-- Begin Record extracts --

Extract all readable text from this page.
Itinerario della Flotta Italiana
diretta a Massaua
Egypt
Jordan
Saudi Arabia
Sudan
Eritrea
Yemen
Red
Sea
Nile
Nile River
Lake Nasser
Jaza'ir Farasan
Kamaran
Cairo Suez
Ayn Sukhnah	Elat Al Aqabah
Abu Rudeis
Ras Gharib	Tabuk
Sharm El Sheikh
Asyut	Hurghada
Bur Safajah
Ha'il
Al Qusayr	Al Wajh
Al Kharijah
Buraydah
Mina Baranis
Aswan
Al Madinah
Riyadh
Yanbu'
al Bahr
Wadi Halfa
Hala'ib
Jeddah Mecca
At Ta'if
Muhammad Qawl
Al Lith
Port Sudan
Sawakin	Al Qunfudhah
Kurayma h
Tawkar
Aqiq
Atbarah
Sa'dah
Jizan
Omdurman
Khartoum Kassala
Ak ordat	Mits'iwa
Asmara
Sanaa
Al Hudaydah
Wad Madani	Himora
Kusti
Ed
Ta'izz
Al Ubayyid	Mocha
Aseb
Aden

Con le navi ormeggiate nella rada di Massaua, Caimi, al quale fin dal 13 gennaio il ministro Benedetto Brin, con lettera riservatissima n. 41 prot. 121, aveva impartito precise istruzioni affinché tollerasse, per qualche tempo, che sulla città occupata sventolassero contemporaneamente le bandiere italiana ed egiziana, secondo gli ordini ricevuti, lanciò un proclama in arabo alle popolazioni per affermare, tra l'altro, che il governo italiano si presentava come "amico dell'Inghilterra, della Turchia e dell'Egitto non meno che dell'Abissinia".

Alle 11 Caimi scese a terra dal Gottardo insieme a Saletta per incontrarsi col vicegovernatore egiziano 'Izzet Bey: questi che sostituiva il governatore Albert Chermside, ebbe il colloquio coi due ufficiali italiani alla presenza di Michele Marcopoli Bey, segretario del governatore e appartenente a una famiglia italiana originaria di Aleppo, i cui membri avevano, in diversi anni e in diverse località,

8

-- End Record extracts --

* **What is being asked**
Collect every line above that contains the word "Massaua".

* **In response**
diretta a Massaua
Con le navi ormeggiate nella rada di Massaua, Caimi, al quale fin dal 13 gennaio il ministro Benedetto Brin, con lettera riservatissima n. 41 prot. 121, aveva impartito precise istruzioni affinché tollerasse, per qualche tempo, che sulla città occupata sventolassero contemporaneamente le bandiere italiana ed egiziana, secondo gli ordini ricevuti, lanciò un proclama in arabo alle popolazioni per affermare, tra l'altro, che il governo italiano si presentava come "amico dell'Inghilterra, della Turchia e dell'Egitto non meno che dell'Abissinia".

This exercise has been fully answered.